● **What to work on**: Each line below should be retyped exactly, with no pictures.

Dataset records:
_ _ _
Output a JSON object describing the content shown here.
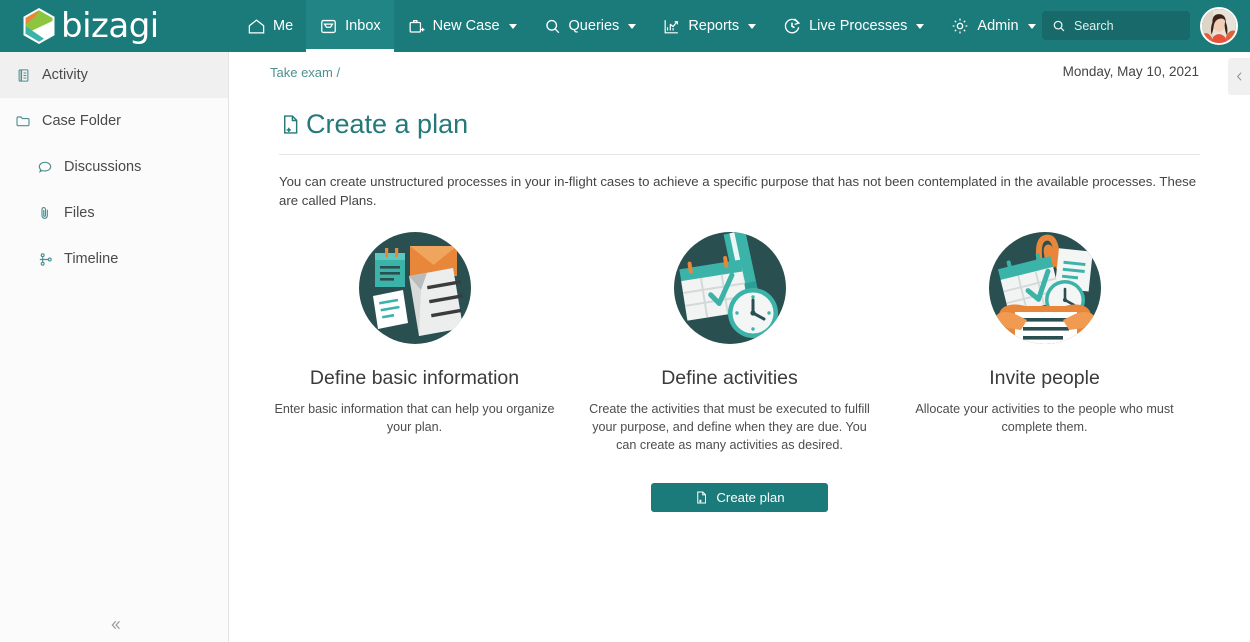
{
  "brand": {
    "name": "bizagi",
    "logo_icon": "bizagi-hexagon-logo",
    "primary_color": "#1b7b7b",
    "accent_orange": "#e8873a",
    "accent_green": "#8cc63f",
    "accent_teal": "#3bb3a9"
  },
  "topnav": {
    "items": [
      {
        "label": "Me",
        "icon": "home-icon",
        "caret": false,
        "active": false
      },
      {
        "label": "Inbox",
        "icon": "inbox-icon",
        "caret": false,
        "active": true
      },
      {
        "label": "New Case",
        "icon": "briefcase-plus-icon",
        "caret": true,
        "active": false
      },
      {
        "label": "Queries",
        "icon": "search-icon",
        "caret": true,
        "active": false
      },
      {
        "label": "Reports",
        "icon": "chart-icon",
        "caret": true,
        "active": false
      },
      {
        "label": "Live Processes",
        "icon": "refresh-clock-icon",
        "caret": true,
        "active": false
      },
      {
        "label": "Admin",
        "icon": "gear-icon",
        "caret": true,
        "active": false
      }
    ],
    "search": {
      "placeholder": "Search",
      "value": "",
      "icon": "search-icon"
    },
    "avatar_alt": "user-avatar"
  },
  "sidebar": {
    "items": [
      {
        "label": "Activity",
        "icon": "activity-list-icon",
        "active": true,
        "sub": false
      },
      {
        "label": "Case Folder",
        "icon": "folder-icon",
        "active": false,
        "sub": false
      },
      {
        "label": "Discussions",
        "icon": "discussion-bubble-icon",
        "active": false,
        "sub": true
      },
      {
        "label": "Files",
        "icon": "paperclip-icon",
        "active": false,
        "sub": true
      },
      {
        "label": "Timeline",
        "icon": "timeline-nodes-icon",
        "active": false,
        "sub": true
      }
    ],
    "collapse_icon": "double-chevron-left-icon"
  },
  "header": {
    "breadcrumb": "Take exam /",
    "date": "Monday, May 10, 2021",
    "collapse_icon": "chevron-left-icon"
  },
  "main": {
    "title": "Create a plan",
    "title_icon": "document-plus-icon",
    "intro": "You can create unstructured processes in your in-flight cases to achieve a specific purpose that has not been contemplated in the available processes. These are called Plans.",
    "cards": [
      {
        "title": "Define basic information",
        "desc": "Enter basic information that can help you organize your plan.",
        "illustration": "documents-envelope-notes-illustration"
      },
      {
        "title": "Define activities",
        "desc": "Create the activities that must be executed to fulfill your purpose, and define when they are due. You can create as many activities as desired.",
        "illustration": "calendar-pencil-clock-illustration"
      },
      {
        "title": "Invite people",
        "desc": "Allocate your activities to the people who must complete them.",
        "illustration": "hands-documents-clock-illustration"
      }
    ],
    "create_button": {
      "label": "Create plan",
      "icon": "document-plus-icon"
    }
  }
}
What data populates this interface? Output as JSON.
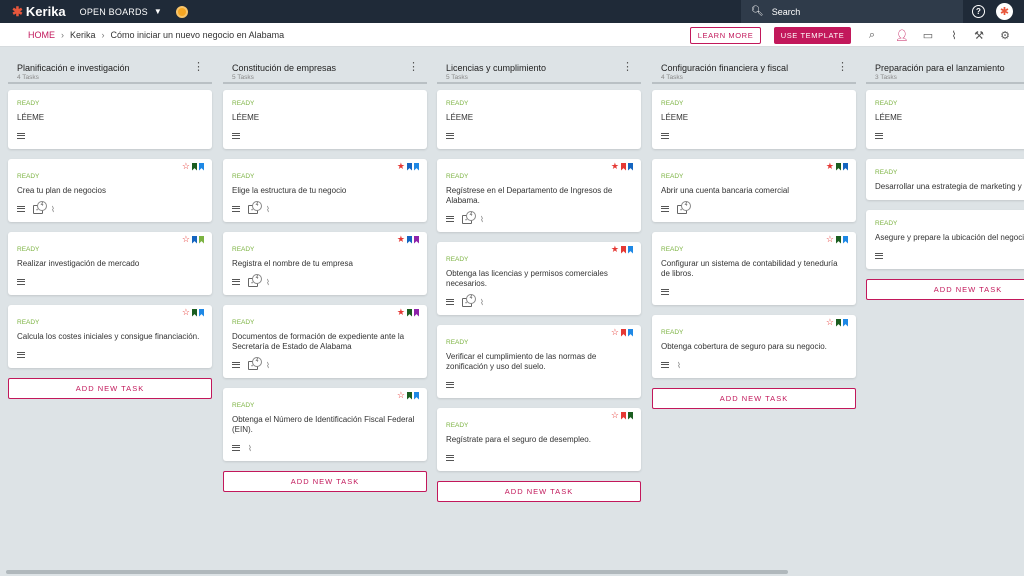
{
  "app": {
    "logo_text": "Kerika",
    "open_boards_label": "OPEN BOARDS"
  },
  "search": {
    "placeholder": "Search"
  },
  "breadcrumb": {
    "home": "HOME",
    "workspace": "Kerika",
    "board": "Cómo iniciar un nuevo negocio en Alabama"
  },
  "toolbar": {
    "learn_more": "LEARN MORE",
    "use_template": "USE TEMPLATE"
  },
  "add_task_label": "ADD NEW TASK",
  "columns": [
    {
      "title": "Planificación e investigación",
      "count": "4 Tasks",
      "cards": [
        {
          "status": "READY",
          "title": "LÉEME"
        },
        {
          "status": "READY",
          "title": "Crea tu plan de negocios"
        },
        {
          "status": "READY",
          "title": "Realizar investigación de mercado"
        },
        {
          "status": "READY",
          "title": "Calcula los costes iniciales y consigue financiación."
        }
      ]
    },
    {
      "title": "Constitución de empresas",
      "count": "5 Tasks",
      "cards": [
        {
          "status": "READY",
          "title": "LÉEME"
        },
        {
          "status": "READY",
          "title": "Elige la estructura de tu negocio"
        },
        {
          "status": "READY",
          "title": "Registra el nombre de tu empresa"
        },
        {
          "status": "READY",
          "title": "Documentos de formación de expediente ante la Secretaría de Estado de Alabama"
        },
        {
          "status": "READY",
          "title": "Obtenga el Número de Identificación Fiscal Federal (EIN)."
        }
      ]
    },
    {
      "title": "Licencias y cumplimiento",
      "count": "5 Tasks",
      "cards": [
        {
          "status": "READY",
          "title": "LÉEME"
        },
        {
          "status": "READY",
          "title": "Regístrese en el Departamento de Ingresos de Alabama."
        },
        {
          "status": "READY",
          "title": "Obtenga las licencias y permisos comerciales necesarios."
        },
        {
          "status": "READY",
          "title": "Verificar el cumplimiento de las normas de zonificación y uso del suelo."
        },
        {
          "status": "READY",
          "title": "Regístrate para el seguro de desempleo."
        }
      ]
    },
    {
      "title": "Configuración financiera y fiscal",
      "count": "4 Tasks",
      "cards": [
        {
          "status": "READY",
          "title": "LÉEME"
        },
        {
          "status": "READY",
          "title": "Abrir una cuenta bancaria comercial"
        },
        {
          "status": "READY",
          "title": "Configurar un sistema de contabilidad y teneduría de libros."
        },
        {
          "status": "READY",
          "title": "Obtenga cobertura de seguro para su negocio."
        }
      ]
    },
    {
      "title": "Preparación para el lanzamiento",
      "count": "3 Tasks",
      "cards": [
        {
          "status": "READY",
          "title": "LÉEME"
        },
        {
          "status": "READY",
          "title": "Desarrollar una estrategia de marketing y marca."
        },
        {
          "status": "READY",
          "title": "Asegure y prepare la ubicación del negocio"
        }
      ]
    }
  ],
  "colors": {
    "accent": "#c2185b",
    "ready": "#7cb342",
    "topbar": "#1f2a38",
    "board_bg": "#dde3e6"
  }
}
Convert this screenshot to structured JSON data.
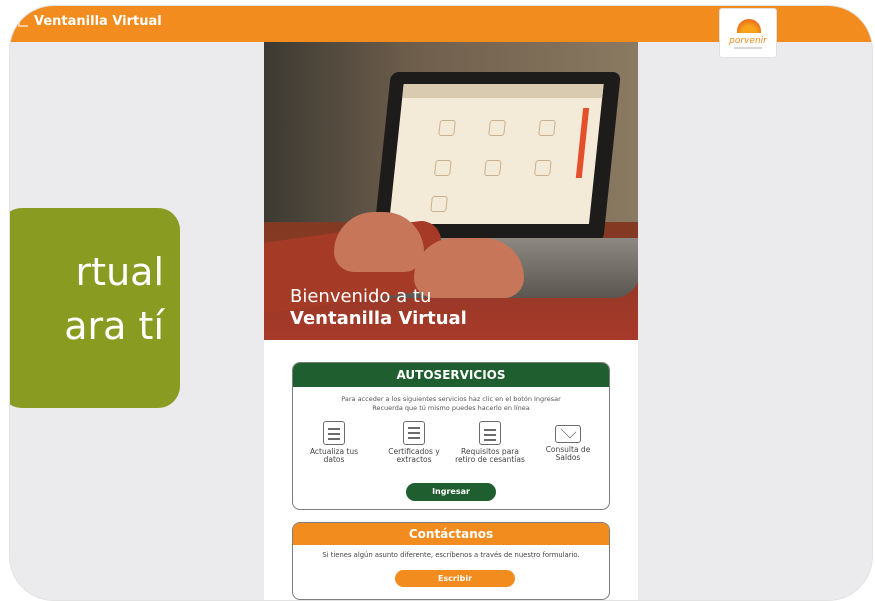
{
  "header": {
    "title": "Ventanilla Virtual",
    "logo_text": "porvenir",
    "color": "#f28c1e"
  },
  "promo": {
    "line1": "rtual",
    "line2": "ara tí",
    "color": "#8a9b22"
  },
  "hero": {
    "welcome_line1": "Bienvenido a tu",
    "welcome_line2": "Ventanilla Virtual"
  },
  "autoservicios": {
    "title": "AUTOSERVICIOS",
    "intro_line1": "Para acceder a los siguientes servicios haz clic en el botón Ingresar",
    "intro_line2": "Recuerda que tú mismo puedes hacerlo en línea",
    "services": [
      {
        "label": "Actualiza tus datos",
        "icon": "update-data-icon"
      },
      {
        "label": "Certificados y extractos",
        "icon": "certificate-icon"
      },
      {
        "label": "Requisitos para retiro de cesantías",
        "icon": "document-icon"
      },
      {
        "label": "Consulta de Saldos",
        "icon": "envelope-icon"
      }
    ],
    "button_label": "Ingresar",
    "color": "#1f5e2e"
  },
  "contact": {
    "title": "Contáctanos",
    "text": "Si tienes algún asunto diferente, escríbenos a través de nuestro formulario.",
    "button_label": "Escribir",
    "color": "#f28c1e"
  }
}
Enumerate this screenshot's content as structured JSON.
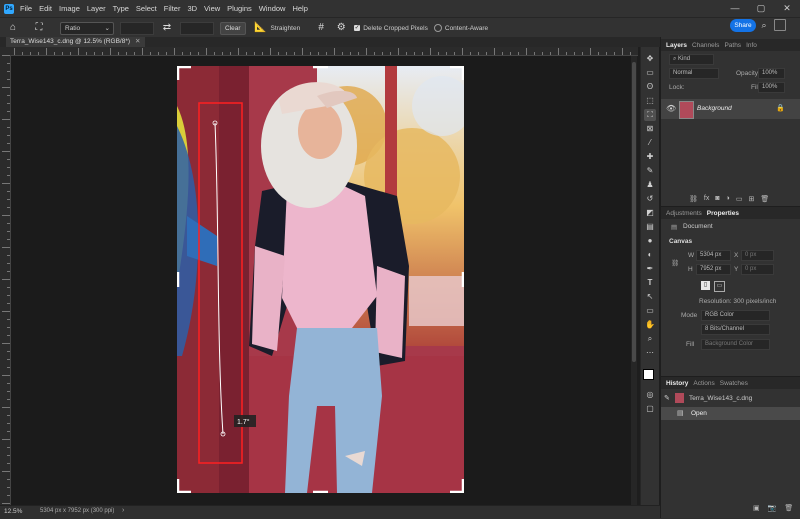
_ _ _
● **Output below**:
Output a JSON object describing the content shown here.
{
  "brand": {
    "name": "bizagi",
    "logo_icon": "bizagi-hexagon-logo",
    "primary_color": "#1b7b7b",
    "accent_orange": "#e8873a",
    "accent_green": "#8cc63f",
    "accent_teal": "#3bb3a9"
  },
  "topnav": {
    "items": [
      {
        "label": "Me",
        "icon": "home-icon",
        "caret": false,
        "active": false
      },
      {
        "label": "Inbox",
        "icon": "inbox-icon",
        "caret": false,
        "active": true
      },
      {
        "label": "New Case",
        "icon": "briefcase-plus-icon",
        "caret": true,
        "active": false
      },
      {
        "label": "Queries",
        "icon": "search-icon",
        "caret": true,
        "active": false
      },
      {
        "label": "Reports",
        "icon": "chart-icon",
        "caret": true,
        "active": false
      },
      {
        "label": "Live Processes",
        "icon": "refresh-clock-icon",
        "caret": true,
        "active": false
      },
      {
        "label": "Admin",
        "icon": "gear-icon",
        "caret": true,
        "active": false
      }
    ],
    "search": {
      "placeholder": "Search",
      "value": "",
      "icon": "search-icon"
    },
    "avatar_alt": "user-avatar"
  },
  "sidebar": {
    "items": [
      {
        "label": "Activity",
        "icon": "activity-list-icon",
        "active": true,
        "sub": false
      },
      {
        "label": "Case Folder",
        "icon": "folder-icon",
        "active": false,
        "sub": false
      },
      {
        "label": "Discussions",
        "icon": "discussion-bubble-icon",
        "active": false,
        "sub": true
      },
      {
        "label": "Files",
        "icon": "paperclip-icon",
        "active": false,
        "sub": true
      },
      {
        "label": "Timeline",
        "icon": "timeline-nodes-icon",
        "active": false,
        "sub": true
      }
    ],
    "collapse_icon": "double-chevron-left-icon"
  },
  "header": {
    "breadcrumb": "Take exam /",
    "date": "Monday, May 10, 2021",
    "collapse_icon": "chevron-left-icon"
  },
  "main": {
    "title": "Create a plan",
    "title_icon": "document-plus-icon",
    "intro": "You can create unstructured processes in your in-flight cases to achieve a specific purpose that has not been contemplated in the available processes. These are called Plans.",
    "cards": [
      {
        "title": "Define basic information",
        "desc": "Enter basic information that can help you organize your plan.",
        "illustration": "documents-envelope-notes-illustration"
      },
      {
        "title": "Define activities",
        "desc": "Create the activities that must be executed to fulfill your purpose, and define when they are due. You can create as many activities as desired.",
        "illustration": "calendar-pencil-clock-illustration"
      },
      {
        "title": "Invite people",
        "desc": "Allocate your activities to the people who must complete them.",
        "illustration": "hands-documents-clock-illustration"
      }
    ],
    "create_button": {
      "label": "Create plan",
      "icon": "document-plus-icon"
    }
  }
}
What data populates this interface? Output as JSON.
{
  "app": {
    "logo_text": "Kerika",
    "open_boards_label": "OPEN BOARDS"
  },
  "search": {
    "placeholder": "Search"
  },
  "breadcrumb": {
    "home": "HOME",
    "workspace": "Kerika",
    "board": "Cómo iniciar un nuevo negocio en Alabama"
  },
  "toolbar": {
    "learn_more": "LEARN MORE",
    "use_template": "USE TEMPLATE"
  },
  "add_task_label": "ADD NEW TASK",
  "columns": [
    {
      "title": "Planificación e investigación",
      "count": "4 Tasks",
      "cards": [
        {
          "status": "READY",
          "title": "LÉEME"
        },
        {
          "status": "READY",
          "title": "Crea tu plan de negocios"
        },
        {
          "status": "READY",
          "title": "Realizar investigación de mercado"
        },
        {
          "status": "READY",
          "title": "Calcula los costes iniciales y consigue financiación."
        }
      ]
    },
    {
      "title": "Constitución de empresas",
      "count": "5 Tasks",
      "cards": [
        {
          "status": "READY",
          "title": "LÉEME"
        },
        {
          "status": "READY",
          "title": "Elige la estructura de tu negocio"
        },
        {
          "status": "READY",
          "title": "Registra el nombre de tu empresa"
        },
        {
          "status": "READY",
          "title": "Documentos de formación de expediente ante la Secretaría de Estado de Alabama"
        },
        {
          "status": "READY",
          "title": "Obtenga el Número de Identificación Fiscal Federal (EIN)."
        }
      ]
    },
    {
      "title": "Licencias y cumplimiento",
      "count": "5 Tasks",
      "cards": [
        {
          "status": "READY",
          "title": "LÉEME"
        },
        {
          "status": "READY",
          "title": "Regístrese en el Departamento de Ingresos de Alabama."
        },
        {
          "status": "READY",
          "title": "Obtenga las licencias y permisos comerciales necesarios."
        },
        {
          "status": "READY",
          "title": "Verificar el cumplimiento de las normas de zonificación y uso del suelo."
        },
        {
          "status": "READY",
          "title": "Regístrate para el seguro de desempleo."
        }
      ]
    },
    {
      "title": "Configuración financiera y fiscal",
      "count": "4 Tasks",
      "cards": [
        {
          "status": "READY",
          "title": "LÉEME"
        },
        {
          "status": "READY",
          "title": "Abrir una cuenta bancaria comercial"
        },
        {
          "status": "READY",
          "title": "Configurar un sistema de contabilidad y teneduría de libros."
        },
        {
          "status": "READY",
          "title": "Obtenga cobertura de seguro para su negocio."
        }
      ]
    },
    {
      "title": "Preparación para el lanzamiento",
      "count": "3 Tasks",
      "cards": [
        {
          "status": "READY",
          "title": "LÉEME"
        },
        {
          "status": "READY",
          "title": "Desarrollar una estrategia de marketing y marca."
        },
        {
          "status": "READY",
          "title": "Asegure y prepare la ubicación del negocio"
        }
      ]
    }
  ],
  "colors": {
    "accent": "#c2185b",
    "ready": "#7cb342",
    "topbar": "#1f2a38",
    "board_bg": "#dde3e6"
  }
}
Convert this screenshot to structured JSON data.
{
  "header": {
    "title": "Ventanilla Virtual",
    "logo_text": "porvenir",
    "color": "#f28c1e"
  },
  "promo": {
    "line1": "rtual",
    "line2": "ara tí",
    "color": "#8a9b22"
  },
  "hero": {
    "welcome_line1": "Bienvenido a tu",
    "welcome_line2": "Ventanilla Virtual"
  },
  "autoservicios": {
    "title": "AUTOSERVICIOS",
    "intro_line1": "Para acceder a los siguientes servicios haz clic en el botón Ingresar",
    "intro_line2": "Recuerda que tú mismo puedes hacerlo en línea",
    "services": [
      {
        "label": "Actualiza tus datos",
        "icon": "update-data-icon"
      },
      {
        "label": "Certificados y extractos",
        "icon": "certificate-icon"
      },
      {
        "label": "Requisitos para retiro de cesantías",
        "icon": "document-icon"
      },
      {
        "label": "Consulta de Saldos",
        "icon": "envelope-icon"
      }
    ],
    "button_label": "Ingresar",
    "color": "#1f5e2e"
  },
  "contact": {
    "title": "Contáctanos",
    "text": "Si tienes algún asunto diferente, escríbenos a través de nuestro formulario.",
    "button_label": "Escribir",
    "color": "#f28c1e"
  }
}
Enumerate this screenshot's content as structured JSON.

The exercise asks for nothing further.